▶ Document passage
################
Thanks for the review!

I've updated commit message to the following:

===================================================================
FFI/ARM64: Fix pass-by-value struct calling conventions.

(cherry picked from commit 9143e86498436892cb4316550be4d45b68a61224)

If the argument type is a Composite Type then the size of the
argument is rounded up to the nearest multiple of 8 bytes. LuaJIT FFI
backend makes this rounding unconditionally for arm64 architecture and
uses the result value to determine the necessary amount of registers
for the call.

The arm64 parameters passing rules for Homogeneous Floating-point
Aggregates (HFA) are the following [1]:
| If the argument is an HFA and there are sufficient unallocated
| Floating-point registers, then the argument is allocated to
| Floating-point registers (with one register per member of the HFA).

So for the HFA composed of 3 32-bit float members the extra one (4th)
register is supposed as occupied.

When the second parameter passed to the function these fields are loaded
starting from 5th register. As far as the procedure to call uses 6
registers according to the ABI it leads to the wrong value of the second
parameter passed to the callee (0 due to the corresponding memset in
`cconv_struct_init()`).

This patch fixes this case by using the real size of structure in the
calculation of necessary amount of registers to use.

Sergey Kaplun:
* added the description and the test for the problem

[1]: https://github.com/ARM-software/abi-aa/blob/main/aapcs64/aapcs64.rst#parameter-passing-rules

Part of tarantool/tarantool#6548
===================================================================

On 02.06.22, sergos wrote:
> Hi!
> 
> Thanks for the patch.
> Some minor updates to the wording, test updates requested.
################
▶ Raw records
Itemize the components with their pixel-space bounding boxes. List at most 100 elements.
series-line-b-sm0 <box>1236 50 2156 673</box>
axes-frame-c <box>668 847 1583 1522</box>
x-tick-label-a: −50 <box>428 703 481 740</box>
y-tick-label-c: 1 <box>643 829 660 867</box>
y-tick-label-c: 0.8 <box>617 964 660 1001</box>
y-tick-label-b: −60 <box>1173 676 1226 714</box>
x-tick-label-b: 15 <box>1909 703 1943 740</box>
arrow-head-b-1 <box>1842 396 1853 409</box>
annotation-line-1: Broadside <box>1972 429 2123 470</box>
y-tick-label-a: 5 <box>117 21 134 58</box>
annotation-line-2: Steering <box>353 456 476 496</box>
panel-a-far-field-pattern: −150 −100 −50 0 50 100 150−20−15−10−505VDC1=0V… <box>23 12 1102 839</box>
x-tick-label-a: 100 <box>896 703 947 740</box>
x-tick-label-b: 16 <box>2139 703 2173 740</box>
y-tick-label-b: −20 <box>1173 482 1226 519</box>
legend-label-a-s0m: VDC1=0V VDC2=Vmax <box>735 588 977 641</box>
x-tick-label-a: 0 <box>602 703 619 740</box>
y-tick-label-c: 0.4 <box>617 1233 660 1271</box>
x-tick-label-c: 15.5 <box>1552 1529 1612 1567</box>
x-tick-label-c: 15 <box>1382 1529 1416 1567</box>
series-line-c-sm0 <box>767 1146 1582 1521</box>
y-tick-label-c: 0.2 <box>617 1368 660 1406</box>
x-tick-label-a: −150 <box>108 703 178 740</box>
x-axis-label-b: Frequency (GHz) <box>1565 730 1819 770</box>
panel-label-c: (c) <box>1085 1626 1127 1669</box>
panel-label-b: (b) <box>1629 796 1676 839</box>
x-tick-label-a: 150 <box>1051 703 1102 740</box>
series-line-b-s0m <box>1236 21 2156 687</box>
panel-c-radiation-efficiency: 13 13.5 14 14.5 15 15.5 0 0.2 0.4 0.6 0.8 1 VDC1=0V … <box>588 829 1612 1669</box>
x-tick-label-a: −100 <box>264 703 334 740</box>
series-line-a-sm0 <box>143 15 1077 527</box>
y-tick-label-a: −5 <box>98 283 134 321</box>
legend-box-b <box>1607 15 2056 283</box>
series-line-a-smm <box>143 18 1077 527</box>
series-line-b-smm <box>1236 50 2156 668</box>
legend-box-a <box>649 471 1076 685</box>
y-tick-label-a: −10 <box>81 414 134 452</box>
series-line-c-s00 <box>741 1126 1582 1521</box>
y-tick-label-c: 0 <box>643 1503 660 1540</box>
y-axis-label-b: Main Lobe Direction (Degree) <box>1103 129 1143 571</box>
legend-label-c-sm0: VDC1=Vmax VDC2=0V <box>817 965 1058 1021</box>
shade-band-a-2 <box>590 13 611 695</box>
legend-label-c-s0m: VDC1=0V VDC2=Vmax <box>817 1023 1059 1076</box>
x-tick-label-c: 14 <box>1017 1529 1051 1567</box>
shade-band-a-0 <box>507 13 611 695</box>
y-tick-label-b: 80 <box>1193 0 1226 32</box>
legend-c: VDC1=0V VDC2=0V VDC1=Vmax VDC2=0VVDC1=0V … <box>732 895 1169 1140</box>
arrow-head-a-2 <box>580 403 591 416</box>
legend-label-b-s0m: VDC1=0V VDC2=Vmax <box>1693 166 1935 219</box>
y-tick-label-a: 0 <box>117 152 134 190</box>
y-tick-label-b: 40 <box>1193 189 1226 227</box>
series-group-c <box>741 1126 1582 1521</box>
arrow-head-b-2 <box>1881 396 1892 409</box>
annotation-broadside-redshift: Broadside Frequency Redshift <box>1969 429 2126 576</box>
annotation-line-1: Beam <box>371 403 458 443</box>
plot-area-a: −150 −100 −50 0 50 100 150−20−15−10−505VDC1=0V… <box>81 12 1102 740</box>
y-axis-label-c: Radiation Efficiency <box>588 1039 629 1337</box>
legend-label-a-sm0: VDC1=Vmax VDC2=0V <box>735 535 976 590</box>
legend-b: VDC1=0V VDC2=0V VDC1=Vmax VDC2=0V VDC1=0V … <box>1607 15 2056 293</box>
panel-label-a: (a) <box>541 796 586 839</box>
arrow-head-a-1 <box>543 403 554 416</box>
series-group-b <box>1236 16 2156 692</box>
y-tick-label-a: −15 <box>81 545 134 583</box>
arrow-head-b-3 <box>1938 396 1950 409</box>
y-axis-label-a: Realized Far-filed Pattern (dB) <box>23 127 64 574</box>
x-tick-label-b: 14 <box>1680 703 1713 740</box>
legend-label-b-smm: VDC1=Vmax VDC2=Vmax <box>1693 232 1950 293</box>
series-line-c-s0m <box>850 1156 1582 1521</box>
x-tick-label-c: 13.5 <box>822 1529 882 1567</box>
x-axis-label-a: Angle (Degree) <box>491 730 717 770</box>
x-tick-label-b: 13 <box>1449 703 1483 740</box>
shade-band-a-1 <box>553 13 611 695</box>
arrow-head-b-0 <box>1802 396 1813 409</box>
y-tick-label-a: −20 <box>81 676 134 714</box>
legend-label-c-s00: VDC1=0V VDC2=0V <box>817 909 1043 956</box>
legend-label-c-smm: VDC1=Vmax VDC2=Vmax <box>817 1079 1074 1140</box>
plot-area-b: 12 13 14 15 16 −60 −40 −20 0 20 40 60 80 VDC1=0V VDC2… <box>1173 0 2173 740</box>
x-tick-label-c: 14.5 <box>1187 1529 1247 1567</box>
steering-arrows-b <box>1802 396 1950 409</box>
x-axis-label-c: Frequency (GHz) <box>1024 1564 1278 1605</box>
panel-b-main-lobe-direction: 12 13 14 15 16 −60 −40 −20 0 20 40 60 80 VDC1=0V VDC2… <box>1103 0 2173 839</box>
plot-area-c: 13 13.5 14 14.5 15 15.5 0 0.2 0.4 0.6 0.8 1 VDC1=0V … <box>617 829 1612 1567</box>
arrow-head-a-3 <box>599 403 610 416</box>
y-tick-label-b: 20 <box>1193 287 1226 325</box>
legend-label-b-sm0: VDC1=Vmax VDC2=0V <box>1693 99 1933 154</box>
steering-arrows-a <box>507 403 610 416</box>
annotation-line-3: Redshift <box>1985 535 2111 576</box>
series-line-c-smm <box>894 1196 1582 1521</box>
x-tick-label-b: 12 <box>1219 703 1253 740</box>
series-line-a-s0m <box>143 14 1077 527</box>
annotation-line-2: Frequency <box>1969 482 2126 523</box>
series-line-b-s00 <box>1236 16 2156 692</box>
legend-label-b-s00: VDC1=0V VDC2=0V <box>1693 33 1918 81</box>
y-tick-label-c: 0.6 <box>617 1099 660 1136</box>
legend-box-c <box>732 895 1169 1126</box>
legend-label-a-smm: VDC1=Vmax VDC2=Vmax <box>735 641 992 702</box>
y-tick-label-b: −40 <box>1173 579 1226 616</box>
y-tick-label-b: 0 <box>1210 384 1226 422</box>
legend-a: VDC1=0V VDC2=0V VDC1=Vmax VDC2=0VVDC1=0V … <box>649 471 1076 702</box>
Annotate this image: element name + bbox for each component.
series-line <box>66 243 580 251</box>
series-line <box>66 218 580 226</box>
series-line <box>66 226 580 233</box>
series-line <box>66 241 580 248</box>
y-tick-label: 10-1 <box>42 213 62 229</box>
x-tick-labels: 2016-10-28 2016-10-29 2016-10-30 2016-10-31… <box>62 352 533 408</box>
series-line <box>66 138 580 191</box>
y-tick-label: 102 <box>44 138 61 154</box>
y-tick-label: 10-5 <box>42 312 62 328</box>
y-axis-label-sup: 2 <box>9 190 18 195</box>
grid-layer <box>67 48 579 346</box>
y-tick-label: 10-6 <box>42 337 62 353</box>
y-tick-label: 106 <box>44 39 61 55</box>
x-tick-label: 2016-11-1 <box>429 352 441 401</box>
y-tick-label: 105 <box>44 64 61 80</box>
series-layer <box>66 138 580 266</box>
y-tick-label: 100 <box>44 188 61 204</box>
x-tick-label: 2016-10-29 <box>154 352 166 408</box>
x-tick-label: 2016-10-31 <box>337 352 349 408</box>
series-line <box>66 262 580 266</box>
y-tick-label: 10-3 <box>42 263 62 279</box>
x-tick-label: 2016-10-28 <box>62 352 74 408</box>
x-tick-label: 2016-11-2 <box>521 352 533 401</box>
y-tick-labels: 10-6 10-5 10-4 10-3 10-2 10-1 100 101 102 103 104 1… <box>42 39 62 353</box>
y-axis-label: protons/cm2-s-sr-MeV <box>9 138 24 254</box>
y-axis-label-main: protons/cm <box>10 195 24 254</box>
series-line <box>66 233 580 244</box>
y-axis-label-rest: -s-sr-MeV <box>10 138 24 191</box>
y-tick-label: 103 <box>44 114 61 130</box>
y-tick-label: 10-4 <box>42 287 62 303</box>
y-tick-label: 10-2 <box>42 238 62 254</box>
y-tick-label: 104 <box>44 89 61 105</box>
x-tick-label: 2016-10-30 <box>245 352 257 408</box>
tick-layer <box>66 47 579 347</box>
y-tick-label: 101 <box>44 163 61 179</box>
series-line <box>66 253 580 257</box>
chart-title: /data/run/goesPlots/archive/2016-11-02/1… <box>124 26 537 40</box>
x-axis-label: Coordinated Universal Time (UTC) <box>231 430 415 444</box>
################
▶ Required task
Transcribe the commit message reply above from "Thanks for the review!" to "for the call.".

▶ Response to the task
Thanks for the review!

I've updated commit message to the following:

===================================================================
FFI/ARM64: Fix pass-by-value struct calling conventions.

(cherry picked from commit 9143e86498436892cb4316550be4d45b68a61224)

If the argument type is a Composite Type then the size of the
argument is rounded up to the nearest multiple of 8 bytes. LuaJIT FFI
backend makes this rounding unconditionally for arm64 architecture and
uses the result value to determine the necessary amount of registers
for the call.